### TASK GOAL
Word for word, set down the records and skip each picture.

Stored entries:

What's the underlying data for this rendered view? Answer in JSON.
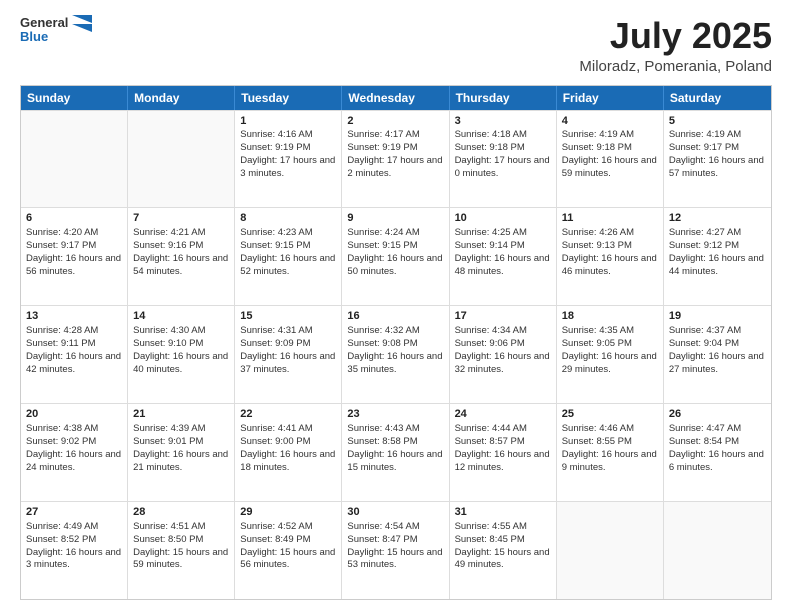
{
  "header": {
    "logo_line1": "General",
    "logo_line2": "Blue",
    "month": "July 2025",
    "location": "Miloradz, Pomerania, Poland"
  },
  "days_of_week": [
    "Sunday",
    "Monday",
    "Tuesday",
    "Wednesday",
    "Thursday",
    "Friday",
    "Saturday"
  ],
  "weeks": [
    [
      {
        "day": "",
        "sunrise": "",
        "sunset": "",
        "daylight": "",
        "empty": true
      },
      {
        "day": "",
        "sunrise": "",
        "sunset": "",
        "daylight": "",
        "empty": true
      },
      {
        "day": "1",
        "sunrise": "Sunrise: 4:16 AM",
        "sunset": "Sunset: 9:19 PM",
        "daylight": "Daylight: 17 hours and 3 minutes.",
        "empty": false
      },
      {
        "day": "2",
        "sunrise": "Sunrise: 4:17 AM",
        "sunset": "Sunset: 9:19 PM",
        "daylight": "Daylight: 17 hours and 2 minutes.",
        "empty": false
      },
      {
        "day": "3",
        "sunrise": "Sunrise: 4:18 AM",
        "sunset": "Sunset: 9:18 PM",
        "daylight": "Daylight: 17 hours and 0 minutes.",
        "empty": false
      },
      {
        "day": "4",
        "sunrise": "Sunrise: 4:19 AM",
        "sunset": "Sunset: 9:18 PM",
        "daylight": "Daylight: 16 hours and 59 minutes.",
        "empty": false
      },
      {
        "day": "5",
        "sunrise": "Sunrise: 4:19 AM",
        "sunset": "Sunset: 9:17 PM",
        "daylight": "Daylight: 16 hours and 57 minutes.",
        "empty": false
      }
    ],
    [
      {
        "day": "6",
        "sunrise": "Sunrise: 4:20 AM",
        "sunset": "Sunset: 9:17 PM",
        "daylight": "Daylight: 16 hours and 56 minutes.",
        "empty": false
      },
      {
        "day": "7",
        "sunrise": "Sunrise: 4:21 AM",
        "sunset": "Sunset: 9:16 PM",
        "daylight": "Daylight: 16 hours and 54 minutes.",
        "empty": false
      },
      {
        "day": "8",
        "sunrise": "Sunrise: 4:23 AM",
        "sunset": "Sunset: 9:15 PM",
        "daylight": "Daylight: 16 hours and 52 minutes.",
        "empty": false
      },
      {
        "day": "9",
        "sunrise": "Sunrise: 4:24 AM",
        "sunset": "Sunset: 9:15 PM",
        "daylight": "Daylight: 16 hours and 50 minutes.",
        "empty": false
      },
      {
        "day": "10",
        "sunrise": "Sunrise: 4:25 AM",
        "sunset": "Sunset: 9:14 PM",
        "daylight": "Daylight: 16 hours and 48 minutes.",
        "empty": false
      },
      {
        "day": "11",
        "sunrise": "Sunrise: 4:26 AM",
        "sunset": "Sunset: 9:13 PM",
        "daylight": "Daylight: 16 hours and 46 minutes.",
        "empty": false
      },
      {
        "day": "12",
        "sunrise": "Sunrise: 4:27 AM",
        "sunset": "Sunset: 9:12 PM",
        "daylight": "Daylight: 16 hours and 44 minutes.",
        "empty": false
      }
    ],
    [
      {
        "day": "13",
        "sunrise": "Sunrise: 4:28 AM",
        "sunset": "Sunset: 9:11 PM",
        "daylight": "Daylight: 16 hours and 42 minutes.",
        "empty": false
      },
      {
        "day": "14",
        "sunrise": "Sunrise: 4:30 AM",
        "sunset": "Sunset: 9:10 PM",
        "daylight": "Daylight: 16 hours and 40 minutes.",
        "empty": false
      },
      {
        "day": "15",
        "sunrise": "Sunrise: 4:31 AM",
        "sunset": "Sunset: 9:09 PM",
        "daylight": "Daylight: 16 hours and 37 minutes.",
        "empty": false
      },
      {
        "day": "16",
        "sunrise": "Sunrise: 4:32 AM",
        "sunset": "Sunset: 9:08 PM",
        "daylight": "Daylight: 16 hours and 35 minutes.",
        "empty": false
      },
      {
        "day": "17",
        "sunrise": "Sunrise: 4:34 AM",
        "sunset": "Sunset: 9:06 PM",
        "daylight": "Daylight: 16 hours and 32 minutes.",
        "empty": false
      },
      {
        "day": "18",
        "sunrise": "Sunrise: 4:35 AM",
        "sunset": "Sunset: 9:05 PM",
        "daylight": "Daylight: 16 hours and 29 minutes.",
        "empty": false
      },
      {
        "day": "19",
        "sunrise": "Sunrise: 4:37 AM",
        "sunset": "Sunset: 9:04 PM",
        "daylight": "Daylight: 16 hours and 27 minutes.",
        "empty": false
      }
    ],
    [
      {
        "day": "20",
        "sunrise": "Sunrise: 4:38 AM",
        "sunset": "Sunset: 9:02 PM",
        "daylight": "Daylight: 16 hours and 24 minutes.",
        "empty": false
      },
      {
        "day": "21",
        "sunrise": "Sunrise: 4:39 AM",
        "sunset": "Sunset: 9:01 PM",
        "daylight": "Daylight: 16 hours and 21 minutes.",
        "empty": false
      },
      {
        "day": "22",
        "sunrise": "Sunrise: 4:41 AM",
        "sunset": "Sunset: 9:00 PM",
        "daylight": "Daylight: 16 hours and 18 minutes.",
        "empty": false
      },
      {
        "day": "23",
        "sunrise": "Sunrise: 4:43 AM",
        "sunset": "Sunset: 8:58 PM",
        "daylight": "Daylight: 16 hours and 15 minutes.",
        "empty": false
      },
      {
        "day": "24",
        "sunrise": "Sunrise: 4:44 AM",
        "sunset": "Sunset: 8:57 PM",
        "daylight": "Daylight: 16 hours and 12 minutes.",
        "empty": false
      },
      {
        "day": "25",
        "sunrise": "Sunrise: 4:46 AM",
        "sunset": "Sunset: 8:55 PM",
        "daylight": "Daylight: 16 hours and 9 minutes.",
        "empty": false
      },
      {
        "day": "26",
        "sunrise": "Sunrise: 4:47 AM",
        "sunset": "Sunset: 8:54 PM",
        "daylight": "Daylight: 16 hours and 6 minutes.",
        "empty": false
      }
    ],
    [
      {
        "day": "27",
        "sunrise": "Sunrise: 4:49 AM",
        "sunset": "Sunset: 8:52 PM",
        "daylight": "Daylight: 16 hours and 3 minutes.",
        "empty": false
      },
      {
        "day": "28",
        "sunrise": "Sunrise: 4:51 AM",
        "sunset": "Sunset: 8:50 PM",
        "daylight": "Daylight: 15 hours and 59 minutes.",
        "empty": false
      },
      {
        "day": "29",
        "sunrise": "Sunrise: 4:52 AM",
        "sunset": "Sunset: 8:49 PM",
        "daylight": "Daylight: 15 hours and 56 minutes.",
        "empty": false
      },
      {
        "day": "30",
        "sunrise": "Sunrise: 4:54 AM",
        "sunset": "Sunset: 8:47 PM",
        "daylight": "Daylight: 15 hours and 53 minutes.",
        "empty": false
      },
      {
        "day": "31",
        "sunrise": "Sunrise: 4:55 AM",
        "sunset": "Sunset: 8:45 PM",
        "daylight": "Daylight: 15 hours and 49 minutes.",
        "empty": false
      },
      {
        "day": "",
        "sunrise": "",
        "sunset": "",
        "daylight": "",
        "empty": true
      },
      {
        "day": "",
        "sunrise": "",
        "sunset": "",
        "daylight": "",
        "empty": true
      }
    ]
  ]
}
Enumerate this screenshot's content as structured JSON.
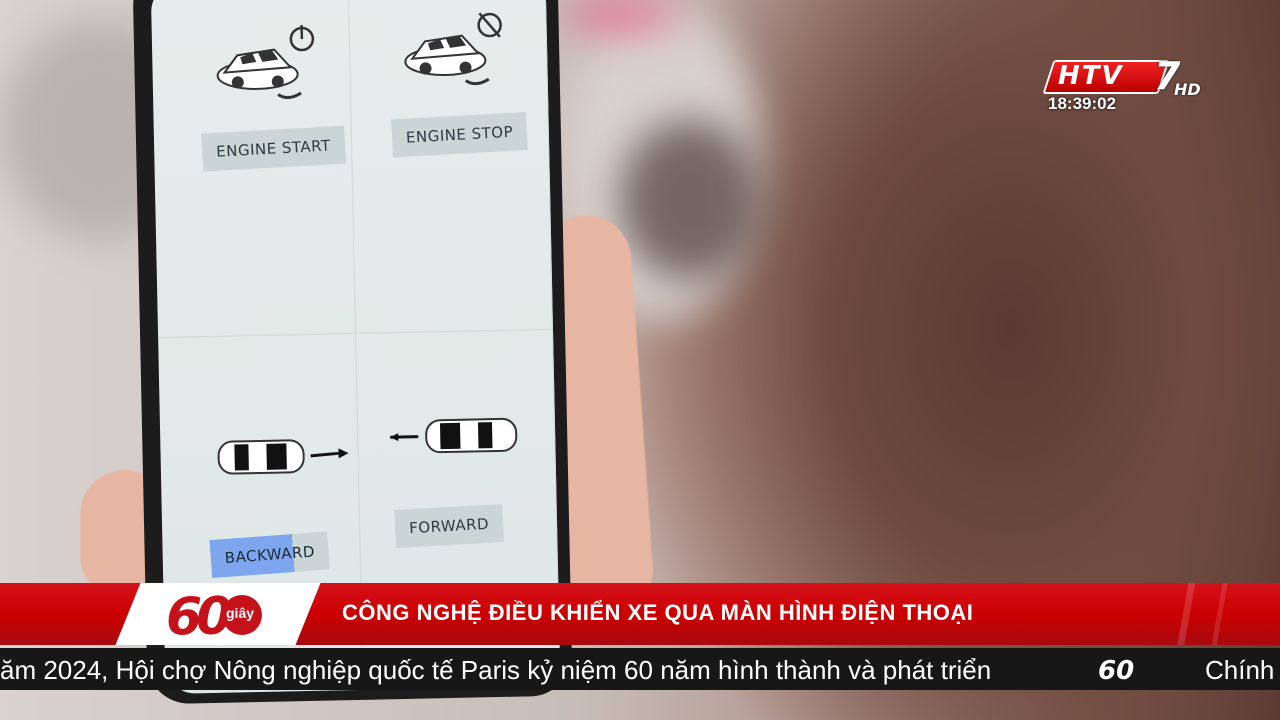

### EXERCISE SOLUTION
What's the underlying data for this rendered view? Answer in JSON.
{
  "header": {
    "logo_line1": "General",
    "logo_line2": "Blue",
    "month": "July 2025",
    "location": "Miloradz, Pomerania, Poland"
  },
  "days_of_week": [
    "Sunday",
    "Monday",
    "Tuesday",
    "Wednesday",
    "Thursday",
    "Friday",
    "Saturday"
  ],
  "weeks": [
    [
      {
        "day": "",
        "sunrise": "",
        "sunset": "",
        "daylight": "",
        "empty": true
      },
      {
        "day": "",
        "sunrise": "",
        "sunset": "",
        "daylight": "",
        "empty": true
      },
      {
        "day": "1",
        "sunrise": "Sunrise: 4:16 AM",
        "sunset": "Sunset: 9:19 PM",
        "daylight": "Daylight: 17 hours and 3 minutes.",
        "empty": false
      },
      {
        "day": "2",
        "sunrise": "Sunrise: 4:17 AM",
        "sunset": "Sunset: 9:19 PM",
        "daylight": "Daylight: 17 hours and 2 minutes.",
        "empty": false
      },
      {
        "day": "3",
        "sunrise": "Sunrise: 4:18 AM",
        "sunset": "Sunset: 9:18 PM",
        "daylight": "Daylight: 17 hours and 0 minutes.",
        "empty": false
      },
      {
        "day": "4",
        "sunrise": "Sunrise: 4:19 AM",
        "sunset": "Sunset: 9:18 PM",
        "daylight": "Daylight: 16 hours and 59 minutes.",
        "empty": false
      },
      {
        "day": "5",
        "sunrise": "Sunrise: 4:19 AM",
        "sunset": "Sunset: 9:17 PM",
        "daylight": "Daylight: 16 hours and 57 minutes.",
        "empty": false
      }
    ],
    [
      {
        "day": "6",
        "sunrise": "Sunrise: 4:20 AM",
        "sunset": "Sunset: 9:17 PM",
        "daylight": "Daylight: 16 hours and 56 minutes.",
        "empty": false
      },
      {
        "day": "7",
        "sunrise": "Sunrise: 4:21 AM",
        "sunset": "Sunset: 9:16 PM",
        "daylight": "Daylight: 16 hours and 54 minutes.",
        "empty": false
      },
      {
        "day": "8",
        "sunrise": "Sunrise: 4:23 AM",
        "sunset": "Sunset: 9:15 PM",
        "daylight": "Daylight: 16 hours and 52 minutes.",
        "empty": false
      },
      {
        "day": "9",
        "sunrise": "Sunrise: 4:24 AM",
        "sunset": "Sunset: 9:15 PM",
        "daylight": "Daylight: 16 hours and 50 minutes.",
        "empty": false
      },
      {
        "day": "10",
        "sunrise": "Sunrise: 4:25 AM",
        "sunset": "Sunset: 9:14 PM",
        "daylight": "Daylight: 16 hours and 48 minutes.",
        "empty": false
      },
      {
        "day": "11",
        "sunrise": "Sunrise: 4:26 AM",
        "sunset": "Sunset: 9:13 PM",
        "daylight": "Daylight: 16 hours and 46 minutes.",
        "empty": false
      },
      {
        "day": "12",
        "sunrise": "Sunrise: 4:27 AM",
        "sunset": "Sunset: 9:12 PM",
        "daylight": "Daylight: 16 hours and 44 minutes.",
        "empty": false
      }
    ],
    [
      {
        "day": "13",
        "sunrise": "Sunrise: 4:28 AM",
        "sunset": "Sunset: 9:11 PM",
        "daylight": "Daylight: 16 hours and 42 minutes.",
        "empty": false
      },
      {
        "day": "14",
        "sunrise": "Sunrise: 4:30 AM",
        "sunset": "Sunset: 9:10 PM",
        "daylight": "Daylight: 16 hours and 40 minutes.",
        "empty": false
      },
      {
        "day": "15",
        "sunrise": "Sunrise: 4:31 AM",
        "sunset": "Sunset: 9:09 PM",
        "daylight": "Daylight: 16 hours and 37 minutes.",
        "empty": false
      },
      {
        "day": "16",
        "sunrise": "Sunrise: 4:32 AM",
        "sunset": "Sunset: 9:08 PM",
        "daylight": "Daylight: 16 hours and 35 minutes.",
        "empty": false
      },
      {
        "day": "17",
        "sunrise": "Sunrise: 4:34 AM",
        "sunset": "Sunset: 9:06 PM",
        "daylight": "Daylight: 16 hours and 32 minutes.",
        "empty": false
      },
      {
        "day": "18",
        "sunrise": "Sunrise: 4:35 AM",
        "sunset": "Sunset: 9:05 PM",
        "daylight": "Daylight: 16 hours and 29 minutes.",
        "empty": false
      },
      {
        "day": "19",
        "sunrise": "Sunrise: 4:37 AM",
        "sunset": "Sunset: 9:04 PM",
        "daylight": "Daylight: 16 hours and 27 minutes.",
        "empty": false
      }
    ],
    [
      {
        "day": "20",
        "sunrise": "Sunrise: 4:38 AM",
        "sunset": "Sunset: 9:02 PM",
        "daylight": "Daylight: 16 hours and 24 minutes.",
        "empty": false
      },
      {
        "day": "21",
        "sunrise": "Sunrise: 4:39 AM",
        "sunset": "Sunset: 9:01 PM",
        "daylight": "Daylight: 16 hours and 21 minutes.",
        "empty": false
      },
      {
        "day": "22",
        "sunrise": "Sunrise: 4:41 AM",
        "sunset": "Sunset: 9:00 PM",
        "daylight": "Daylight: 16 hours and 18 minutes.",
        "empty": false
      },
      {
        "day": "23",
        "sunrise": "Sunrise: 4:43 AM",
        "sunset": "Sunset: 8:58 PM",
        "daylight": "Daylight: 16 hours and 15 minutes.",
        "empty": false
      },
      {
        "day": "24",
        "sunrise": "Sunrise: 4:44 AM",
        "sunset": "Sunset: 8:57 PM",
        "daylight": "Daylight: 16 hours and 12 minutes.",
        "empty": false
      },
      {
        "day": "25",
        "sunrise": "Sunrise: 4:46 AM",
        "sunset": "Sunset: 8:55 PM",
        "daylight": "Daylight: 16 hours and 9 minutes.",
        "empty": false
      },
      {
        "day": "26",
        "sunrise": "Sunrise: 4:47 AM",
        "sunset": "Sunset: 8:54 PM",
        "daylight": "Daylight: 16 hours and 6 minutes.",
        "empty": false
      }
    ],
    [
      {
        "day": "27",
        "sunrise": "Sunrise: 4:49 AM",
        "sunset": "Sunset: 8:52 PM",
        "daylight": "Daylight: 16 hours and 3 minutes.",
        "empty": false
      },
      {
        "day": "28",
        "sunrise": "Sunrise: 4:51 AM",
        "sunset": "Sunset: 8:50 PM",
        "daylight": "Daylight: 15 hours and 59 minutes.",
        "empty": false
      },
      {
        "day": "29",
        "sunrise": "Sunrise: 4:52 AM",
        "sunset": "Sunset: 8:49 PM",
        "daylight": "Daylight: 15 hours and 56 minutes.",
        "empty": false
      },
      {
        "day": "30",
        "sunrise": "Sunrise: 4:54 AM",
        "sunset": "Sunset: 8:47 PM",
        "daylight": "Daylight: 15 hours and 53 minutes.",
        "empty": false
      },
      {
        "day": "31",
        "sunrise": "Sunrise: 4:55 AM",
        "sunset": "Sunset: 8:45 PM",
        "daylight": "Daylight: 15 hours and 49 minutes.",
        "empty": false
      },
      {
        "day": "",
        "sunrise": "",
        "sunset": "",
        "daylight": "",
        "empty": true
      },
      {
        "day": "",
        "sunrise": "",
        "sunset": "",
        "daylight": "",
        "empty": true
      }
    ]
  ]
}
Enumerate this screenshot's content as structured JSON.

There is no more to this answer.